§ **TEXT EXCERPT**:
More recently there have been the various physiognomic systems of the eighteenth and early nineteenth centuries; the crude and merely psychological dichotomy of introversion and extraversion; the more complete, but still inadequate, psycho-physical classifications proposed by Kretschmer, Stockard Viola and others; and finally the system, more comprehensive, more flexibly adequate to the complex facts than all those which preceded it, worked out by Dr William Sheldon and his collaborators.

In the present section our concern is with classifications of human differences in relation to the problems of the spiritual life. Traditional systems will be described and illustrated, and the findings of the Perennial Philosophy will be compared with the conclusions reached by the most recent scientific research.

In the West, the traditional Catholic classification of human beings is based upon the Gospel anecdote of Martha and Mary. The way of Martha is the way of salvation through action, the way of Mary is the way through contemplation. Following Aristotle, who in this as in many other matters was in accord with the Perennial Philosophy, Catholic thinkers have regarded contemplation (the highest term of which is the unitive knowledge of the Godhead) as man’s final end, and therefore have always held that Mary’s was indeed the better way.

Significantly enough, it is in essentially similar terms that Dr Radin classifies and (by implication) evaluates primitive human beings in so far as they are philosophers and religious devotees. For him there is no doubt that the higher monotheistic forms of primitive religion are created (or should one rather say, with Plato, discovered ?) by people belonging to the first of the two great psycho-physical classes of human beings - the men of thought. To those belonging to the other class, the men of action, is due the creation or discovery of the lower, unphilosophical, polytheistic kinds of religion.

§ **EXERCISE 1**: Condense the paragraph of the passage on classifying human types that begins "In the West, the traditional Catholic classification" into a short list that keeps its main facts.
§ **EXERCISE 2**: Go on with the passage on classifying human types, picking up after its final sentence.

(Stored data)
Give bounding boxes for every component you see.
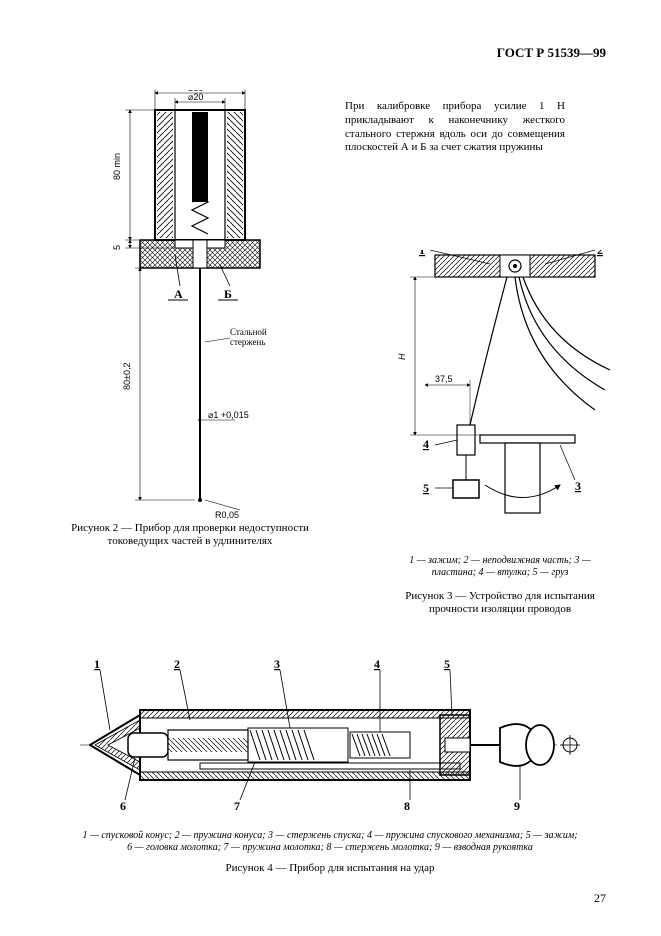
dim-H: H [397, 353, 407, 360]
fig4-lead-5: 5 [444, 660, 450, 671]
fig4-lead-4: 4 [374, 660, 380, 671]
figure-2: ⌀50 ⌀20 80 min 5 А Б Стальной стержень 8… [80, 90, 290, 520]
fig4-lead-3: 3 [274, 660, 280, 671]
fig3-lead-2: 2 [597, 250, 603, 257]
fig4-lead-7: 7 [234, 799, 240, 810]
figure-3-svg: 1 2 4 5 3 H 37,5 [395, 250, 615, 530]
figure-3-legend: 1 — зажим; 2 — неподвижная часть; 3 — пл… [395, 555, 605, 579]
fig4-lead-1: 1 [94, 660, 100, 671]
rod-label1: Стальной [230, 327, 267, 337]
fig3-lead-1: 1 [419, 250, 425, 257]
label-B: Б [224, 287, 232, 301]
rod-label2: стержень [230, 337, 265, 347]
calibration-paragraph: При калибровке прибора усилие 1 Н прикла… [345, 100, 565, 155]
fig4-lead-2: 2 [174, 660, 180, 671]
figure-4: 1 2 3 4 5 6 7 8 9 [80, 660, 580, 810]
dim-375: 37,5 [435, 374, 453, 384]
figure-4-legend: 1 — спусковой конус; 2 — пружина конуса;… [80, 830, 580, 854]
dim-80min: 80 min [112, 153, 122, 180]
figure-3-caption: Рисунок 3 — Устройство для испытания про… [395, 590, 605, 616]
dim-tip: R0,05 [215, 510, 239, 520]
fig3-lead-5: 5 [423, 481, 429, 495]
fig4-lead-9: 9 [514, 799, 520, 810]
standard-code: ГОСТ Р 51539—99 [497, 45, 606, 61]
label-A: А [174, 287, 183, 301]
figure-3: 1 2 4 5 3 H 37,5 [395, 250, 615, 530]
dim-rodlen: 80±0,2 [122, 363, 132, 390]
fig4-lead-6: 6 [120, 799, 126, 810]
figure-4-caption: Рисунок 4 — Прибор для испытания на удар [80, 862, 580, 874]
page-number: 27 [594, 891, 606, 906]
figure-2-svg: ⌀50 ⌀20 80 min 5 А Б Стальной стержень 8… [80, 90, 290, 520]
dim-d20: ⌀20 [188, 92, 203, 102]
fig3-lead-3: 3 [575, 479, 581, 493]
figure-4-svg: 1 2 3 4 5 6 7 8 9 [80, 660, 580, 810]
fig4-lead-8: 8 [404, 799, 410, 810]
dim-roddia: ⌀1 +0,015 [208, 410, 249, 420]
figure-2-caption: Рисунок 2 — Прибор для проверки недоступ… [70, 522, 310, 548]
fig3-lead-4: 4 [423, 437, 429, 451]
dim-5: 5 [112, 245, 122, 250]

§ **REPLY 1**:
- The traditional Catholic classification of human beings in the West rests on the Gospel anecdote of Martha and Mary.
- Martha's way is salvation through action; Mary's way is salvation through contemplation.
- Following Aristotle, Catholic thinkers have regarded contemplation, whose highest term is unitive knowledge of the Godhead, as man's final end.
- They have therefore always held that Mary's was the better way.

§ **REPLY 2**:
This simple dichotomy is a classification of human differences that is valid so far as it goes. But like all such dichotomies, whether physical (like Hippocrates’ division of humanity into those of phthisic and those of apoplectic habit) or psychological (like Jung’s classification in terms of introvert and extrovert), this grouping of the religions into those who think and those who act, those who follow the way of Martha and those who follow the way of Mary, is inadequate to the facts.

And of course no director of souls, no head of a religious organization, is ever, in actual practice, content with this all too simple system. Underlying the best Catholic writing on prayer and the best Catholic practice in the matter of recognizing vocations and assigning duties, we sense the existence of an implicit and unformulated classification of human differences more complete and more realistic than the explicit dichotomy of action and contemplation.

In Hindu thought the outlines of this completer and more adequate classification are clearly indicated. The ways leading to the delivering union with God are not two, but three - the way of works, the way of knowledge and the way of devotion. In the Bhagavad-Gita, Sri Krishna instructs Arjuna in all three paths - liberation through action without attachment; liberation through knowledge of the Self and the Absolute Ground of all being with which it is identical; and liberation through intense devotion to the personal God or the divine incarnation.

Do without attachment the work you have to do; for a man who does his work without attachment attains the Supreme Goal verily. By action alone men like Janaka attained perfection.


But there is also the way of Mary.

Freed from passion, fear and anger, absorbed in Me, taking refuge in Me, and purified by the fires of Knowledge, many have become one with my Being.

And again:

Those who have completely controlled their senses and are of even mind under all conditions and thus contemplate the Imperishable, the Ineffable, the Unmanifest, the Omnipresent, the Incomprehensible, the Eternal - they, devoted to the welfare of all beings, attain Me alone and none else.


But the path of contemplation is not easy.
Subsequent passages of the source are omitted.